Problem description:
Copy each line of the data below exactly, leaving out pictures.

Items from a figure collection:

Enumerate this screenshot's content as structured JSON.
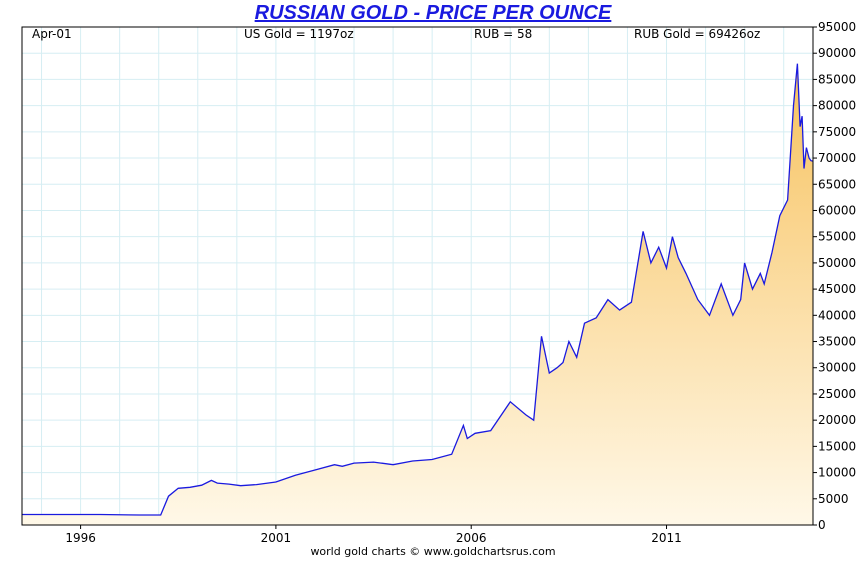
{
  "colors": {
    "title": "#1a1adf",
    "line": "#1a1adf",
    "fill_top": "#f7c25e",
    "fill_bottom": "#fff8e8",
    "grid": "#d6eef3"
  },
  "chart_data": {
    "type": "area",
    "title": "RUSSIAN GOLD - PRICE PER OUNCE",
    "header": {
      "date_label": "Apr-01",
      "us_gold_label": "US Gold = 1197oz",
      "rub_label": "RUB = 58",
      "rub_gold_label": "RUB Gold = 69426oz"
    },
    "credit": "world gold charts © www.goldchartsrus.com",
    "x_ticks": [
      1996,
      2001,
      2006,
      2011
    ],
    "y_ticks": [
      0,
      5000,
      10000,
      15000,
      20000,
      25000,
      30000,
      35000,
      40000,
      45000,
      50000,
      55000,
      60000,
      65000,
      70000,
      75000,
      80000,
      85000,
      90000,
      95000
    ],
    "xlim": [
      1995.0,
      2015.25
    ],
    "ylim": [
      0,
      95000
    ],
    "grid": true,
    "series": [
      {
        "x": [
          1995.0,
          1996.0,
          1997.0,
          1998.0,
          1998.4,
          1998.55,
          1998.75,
          1999.0,
          1999.3,
          1999.6,
          1999.85,
          2000.0,
          2000.3,
          2000.6,
          2001.0,
          2001.5,
          2002.0,
          2002.5,
          2003.0,
          2003.2,
          2003.5,
          2004.0,
          2004.5,
          2005.0,
          2005.5,
          2006.0,
          2006.3,
          2006.4,
          2006.6,
          2007.0,
          2007.5,
          2007.9,
          2008.1,
          2008.3,
          2008.5,
          2008.7,
          2008.85,
          2009.0,
          2009.2,
          2009.4,
          2009.7,
          2010.0,
          2010.3,
          2010.6,
          2010.9,
          2011.1,
          2011.3,
          2011.5,
          2011.65,
          2011.8,
          2012.0,
          2012.3,
          2012.6,
          2012.9,
          2013.2,
          2013.4,
          2013.5,
          2013.7,
          2013.9,
          2014.0,
          2014.2,
          2014.4,
          2014.6,
          2014.75,
          2014.85,
          2014.92,
          2014.97,
          2015.02,
          2015.08,
          2015.15,
          2015.2,
          2015.25
        ],
        "y": [
          2000,
          2000,
          2000,
          1900,
          1900,
          1900,
          5500,
          7000,
          7200,
          7600,
          8500,
          8000,
          7800,
          7500,
          7700,
          8200,
          9500,
          10500,
          11500,
          11200,
          11800,
          12000,
          11500,
          12200,
          12500,
          13500,
          19000,
          16500,
          17500,
          18000,
          23500,
          21000,
          20000,
          36000,
          29000,
          30000,
          31000,
          35000,
          32000,
          38500,
          39500,
          43000,
          41000,
          42500,
          56000,
          50000,
          53000,
          49000,
          55000,
          51000,
          48000,
          43000,
          40000,
          46000,
          40000,
          43000,
          50000,
          45000,
          48000,
          46000,
          52000,
          59000,
          62000,
          80000,
          88000,
          76000,
          78000,
          68000,
          72000,
          70000,
          69500,
          69426
        ]
      }
    ]
  }
}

Exercise response:
Enumerate this screenshot's content as structured JSON.
{
  "colors": {
    "title": "#1a1adf",
    "line": "#1a1adf",
    "fill_top": "#f7c25e",
    "fill_bottom": "#fff8e8",
    "grid": "#d6eef3"
  },
  "chart_data": {
    "type": "area",
    "title": "RUSSIAN GOLD - PRICE PER OUNCE",
    "header": {
      "date_label": "Apr-01",
      "us_gold_label": "US Gold = 1197oz",
      "rub_label": "RUB = 58",
      "rub_gold_label": "RUB Gold = 69426oz"
    },
    "credit": "world gold charts © www.goldchartsrus.com",
    "x_ticks": [
      1996,
      2001,
      2006,
      2011
    ],
    "y_ticks": [
      0,
      5000,
      10000,
      15000,
      20000,
      25000,
      30000,
      35000,
      40000,
      45000,
      50000,
      55000,
      60000,
      65000,
      70000,
      75000,
      80000,
      85000,
      90000,
      95000
    ],
    "xlim": [
      1995.0,
      2015.25
    ],
    "ylim": [
      0,
      95000
    ],
    "grid": true,
    "series": [
      {
        "x": [
          1995.0,
          1996.0,
          1997.0,
          1998.0,
          1998.4,
          1998.55,
          1998.75,
          1999.0,
          1999.3,
          1999.6,
          1999.85,
          2000.0,
          2000.3,
          2000.6,
          2001.0,
          2001.5,
          2002.0,
          2002.5,
          2003.0,
          2003.2,
          2003.5,
          2004.0,
          2004.5,
          2005.0,
          2005.5,
          2006.0,
          2006.3,
          2006.4,
          2006.6,
          2007.0,
          2007.5,
          2007.9,
          2008.1,
          2008.3,
          2008.5,
          2008.7,
          2008.85,
          2009.0,
          2009.2,
          2009.4,
          2009.7,
          2010.0,
          2010.3,
          2010.6,
          2010.9,
          2011.1,
          2011.3,
          2011.5,
          2011.65,
          2011.8,
          2012.0,
          2012.3,
          2012.6,
          2012.9,
          2013.2,
          2013.4,
          2013.5,
          2013.7,
          2013.9,
          2014.0,
          2014.2,
          2014.4,
          2014.6,
          2014.75,
          2014.85,
          2014.92,
          2014.97,
          2015.02,
          2015.08,
          2015.15,
          2015.2,
          2015.25
        ],
        "y": [
          2000,
          2000,
          2000,
          1900,
          1900,
          1900,
          5500,
          7000,
          7200,
          7600,
          8500,
          8000,
          7800,
          7500,
          7700,
          8200,
          9500,
          10500,
          11500,
          11200,
          11800,
          12000,
          11500,
          12200,
          12500,
          13500,
          19000,
          16500,
          17500,
          18000,
          23500,
          21000,
          20000,
          36000,
          29000,
          30000,
          31000,
          35000,
          32000,
          38500,
          39500,
          43000,
          41000,
          42500,
          56000,
          50000,
          53000,
          49000,
          55000,
          51000,
          48000,
          43000,
          40000,
          46000,
          40000,
          43000,
          50000,
          45000,
          48000,
          46000,
          52000,
          59000,
          62000,
          80000,
          88000,
          76000,
          78000,
          68000,
          72000,
          70000,
          69500,
          69426
        ]
      }
    ]
  }
}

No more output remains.